Reproduce all of the records below, replacing "Tenant" with "Resident" wherever it appears and leaving everything else unchanged.

§ Entries supplied:
____

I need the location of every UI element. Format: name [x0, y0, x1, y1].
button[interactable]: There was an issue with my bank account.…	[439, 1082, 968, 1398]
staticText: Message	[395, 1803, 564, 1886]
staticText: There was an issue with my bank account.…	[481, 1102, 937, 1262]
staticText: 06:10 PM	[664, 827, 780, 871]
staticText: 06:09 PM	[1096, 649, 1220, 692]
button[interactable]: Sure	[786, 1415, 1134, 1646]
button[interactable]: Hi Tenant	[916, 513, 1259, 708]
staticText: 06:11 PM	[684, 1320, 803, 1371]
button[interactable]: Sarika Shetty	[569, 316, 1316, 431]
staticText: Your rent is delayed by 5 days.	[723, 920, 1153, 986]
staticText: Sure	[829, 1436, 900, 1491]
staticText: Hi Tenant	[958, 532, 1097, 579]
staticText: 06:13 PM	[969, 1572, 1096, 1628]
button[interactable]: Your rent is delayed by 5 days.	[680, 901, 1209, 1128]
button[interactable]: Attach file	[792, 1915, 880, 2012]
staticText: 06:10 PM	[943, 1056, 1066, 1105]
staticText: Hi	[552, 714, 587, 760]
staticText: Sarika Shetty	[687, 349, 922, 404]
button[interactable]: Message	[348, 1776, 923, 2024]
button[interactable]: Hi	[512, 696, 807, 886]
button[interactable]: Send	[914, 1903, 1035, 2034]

____

§ The output:
I need the location of every UI element. Format: name [x0, y0, x1, y1].
button[interactable]: There was an issue with my bank account.…	[439, 1082, 968, 1398]
staticText: Message	[395, 1803, 564, 1886]
staticText: There was an issue with my bank account.…	[481, 1102, 937, 1262]
staticText: 06:10 PM	[664, 827, 780, 871]
staticText: 06:09 PM	[1096, 649, 1220, 692]
button[interactable]: Sure	[786, 1415, 1134, 1646]
button[interactable]: Hi Resident	[916, 513, 1259, 708]
staticText: 06:11 PM	[684, 1320, 803, 1371]
button[interactable]: Sarika Shetty	[569, 316, 1316, 431]
staticText: Your rent is delayed by 5 days.	[723, 920, 1153, 986]
staticText: Sure	[829, 1436, 900, 1491]
staticText: Hi Resident	[958, 532, 1097, 579]
staticText: 06:13 PM	[969, 1572, 1096, 1628]
button[interactable]: Your rent is delayed by 5 days.	[680, 901, 1209, 1128]
button[interactable]: Attach file	[792, 1915, 880, 2012]
staticText: 06:10 PM	[943, 1056, 1066, 1105]
staticText: Hi	[552, 714, 587, 760]
staticText: Sarika Shetty	[687, 349, 922, 404]
button[interactable]: Message	[348, 1776, 923, 2024]
button[interactable]: Hi	[512, 696, 807, 886]
button[interactable]: Send	[914, 1903, 1035, 2034]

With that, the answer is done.